Given entries:
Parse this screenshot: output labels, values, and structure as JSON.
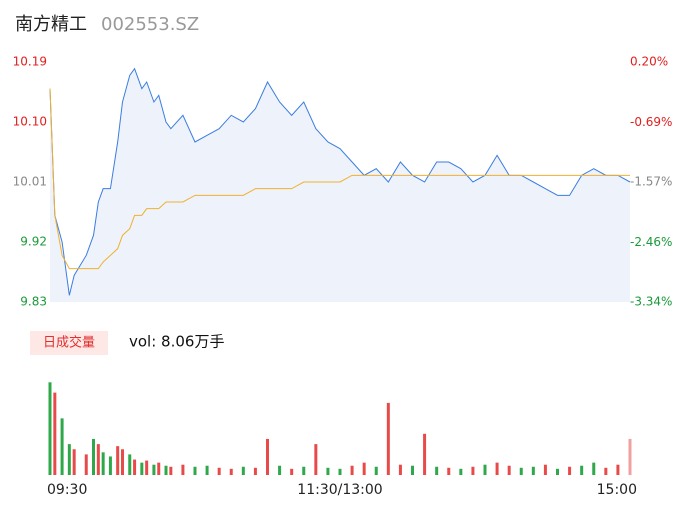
{
  "header": {
    "name": "南方精工",
    "code": "002553.SZ"
  },
  "chart_data": [
    {
      "type": "line",
      "x": [
        0,
        2,
        5,
        8,
        10,
        15,
        18,
        20,
        22,
        25,
        28,
        30,
        33,
        35,
        38,
        40,
        43,
        45,
        48,
        50,
        55,
        60,
        65,
        70,
        75,
        80,
        85,
        90,
        95,
        100,
        105,
        110,
        115,
        120,
        125,
        130,
        135,
        140,
        145,
        150,
        155,
        160,
        165,
        170,
        175,
        180,
        185,
        190,
        195,
        200,
        205,
        210,
        215,
        220,
        225,
        230,
        235,
        240
      ],
      "series": [
        {
          "color": "#3b7de0",
          "fill": "#eef3fb",
          "values": [
            10.15,
            9.96,
            9.92,
            9.84,
            9.87,
            9.9,
            9.93,
            9.98,
            10.0,
            10.0,
            10.07,
            10.13,
            10.17,
            10.18,
            10.15,
            10.16,
            10.13,
            10.14,
            10.1,
            10.09,
            10.11,
            10.07,
            10.08,
            10.09,
            10.11,
            10.1,
            10.12,
            10.16,
            10.13,
            10.11,
            10.13,
            10.09,
            10.07,
            10.06,
            10.04,
            10.02,
            10.03,
            10.01,
            10.04,
            10.02,
            10.01,
            10.04,
            10.04,
            10.03,
            10.01,
            10.02,
            10.05,
            10.02,
            10.02,
            10.01,
            10.0,
            9.99,
            9.99,
            10.02,
            10.03,
            10.02,
            10.02,
            10.01
          ]
        },
        {
          "color": "#f0b030",
          "values": [
            10.15,
            9.96,
            9.9,
            9.88,
            9.88,
            9.88,
            9.88,
            9.88,
            9.89,
            9.9,
            9.91,
            9.93,
            9.94,
            9.96,
            9.96,
            9.97,
            9.97,
            9.97,
            9.98,
            9.98,
            9.98,
            9.99,
            9.99,
            9.99,
            9.99,
            9.99,
            10.0,
            10.0,
            10.0,
            10.0,
            10.01,
            10.01,
            10.01,
            10.01,
            10.02,
            10.02,
            10.02,
            10.02,
            10.02,
            10.02,
            10.02,
            10.02,
            10.02,
            10.02,
            10.02,
            10.02,
            10.02,
            10.02,
            10.02,
            10.02,
            10.02,
            10.02,
            10.02,
            10.02,
            10.02,
            10.02,
            10.02,
            10.02
          ]
        }
      ],
      "xlim": [
        0,
        240
      ],
      "xticks": [
        {
          "value": 0,
          "label": "09:30"
        },
        {
          "value": 120,
          "label": "11:30/13:00"
        },
        {
          "value": 240,
          "label": "15:00"
        }
      ],
      "ylim": [
        9.83,
        10.19
      ],
      "yticks": [
        9.83,
        9.92,
        10.01,
        {
          "value": 10.1,
          "label": "10.10"
        },
        10.19
      ],
      "ytick_colors": [
        "#1a9a3a",
        "#1a9a3a",
        "#888888",
        "#e02020",
        "#e02020"
      ],
      "y2lim": [
        -3.34,
        0.2
      ],
      "y2ticks": [
        {
          "value": -3.34,
          "label": "-3.34%"
        },
        {
          "value": -2.46,
          "label": "-2.46%"
        },
        {
          "value": -1.57,
          "label": "-1.57%"
        },
        {
          "value": -0.69,
          "label": "-0.69%"
        },
        {
          "value": 0.2,
          "label": "0.20%"
        }
      ]
    },
    {
      "type": "bar",
      "label": "日成交量",
      "title": "vol: 8.06万手",
      "x": [
        0,
        2,
        5,
        8,
        10,
        15,
        18,
        20,
        22,
        25,
        28,
        30,
        33,
        35,
        38,
        40,
        43,
        45,
        48,
        50,
        55,
        60,
        65,
        70,
        75,
        80,
        85,
        90,
        95,
        100,
        105,
        110,
        115,
        120,
        125,
        130,
        135,
        140,
        145,
        150,
        155,
        160,
        165,
        170,
        175,
        180,
        185,
        190,
        195,
        200,
        205,
        210,
        215,
        220,
        225,
        230,
        235,
        240
      ],
      "values": [
        90,
        80,
        55,
        30,
        25,
        20,
        35,
        30,
        22,
        18,
        28,
        25,
        20,
        15,
        12,
        14,
        10,
        12,
        9,
        8,
        10,
        8,
        9,
        7,
        6,
        8,
        7,
        35,
        9,
        6,
        8,
        30,
        7,
        6,
        9,
        12,
        8,
        70,
        10,
        9,
        40,
        8,
        7,
        6,
        8,
        10,
        12,
        9,
        7,
        8,
        10,
        6,
        8,
        9,
        12,
        7,
        10,
        35
      ],
      "colors": [
        "#2ea84a",
        "#e84a4a",
        "#2ea84a",
        "#2ea84a",
        "#e84a4a",
        "#e84a4a",
        "#2ea84a",
        "#e84a4a",
        "#2ea84a",
        "#2ea84a",
        "#e84a4a",
        "#e84a4a",
        "#2ea84a",
        "#e84a4a",
        "#2ea84a",
        "#e84a4a",
        "#2ea84a",
        "#e84a4a",
        "#2ea84a",
        "#e84a4a",
        "#e84a4a",
        "#2ea84a",
        "#2ea84a",
        "#e84a4a",
        "#e84a4a",
        "#2ea84a",
        "#e84a4a",
        "#e84a4a",
        "#2ea84a",
        "#e84a4a",
        "#2ea84a",
        "#e84a4a",
        "#2ea84a",
        "#2ea84a",
        "#e84a4a",
        "#e84a4a",
        "#2ea84a",
        "#e84a4a",
        "#e84a4a",
        "#2ea84a",
        "#e84a4a",
        "#2ea84a",
        "#e84a4a",
        "#2ea84a",
        "#e84a4a",
        "#2ea84a",
        "#e84a4a",
        "#e84a4a",
        "#2ea84a",
        "#2ea84a",
        "#e84a4a",
        "#2ea84a",
        "#e84a4a",
        "#2ea84a",
        "#2ea84a",
        "#e84a4a",
        "#e84a4a",
        "#f0a0a0"
      ],
      "xlim": [
        0,
        240
      ],
      "ylim": [
        0,
        100
      ]
    }
  ]
}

What this task involves:
From the listing above, pick out each line where the word "values" appears.

Solution to the exercise:
Parse this screenshot: output labels, values, and structure as JSON.
          "values": [
          "values": [
      "values": [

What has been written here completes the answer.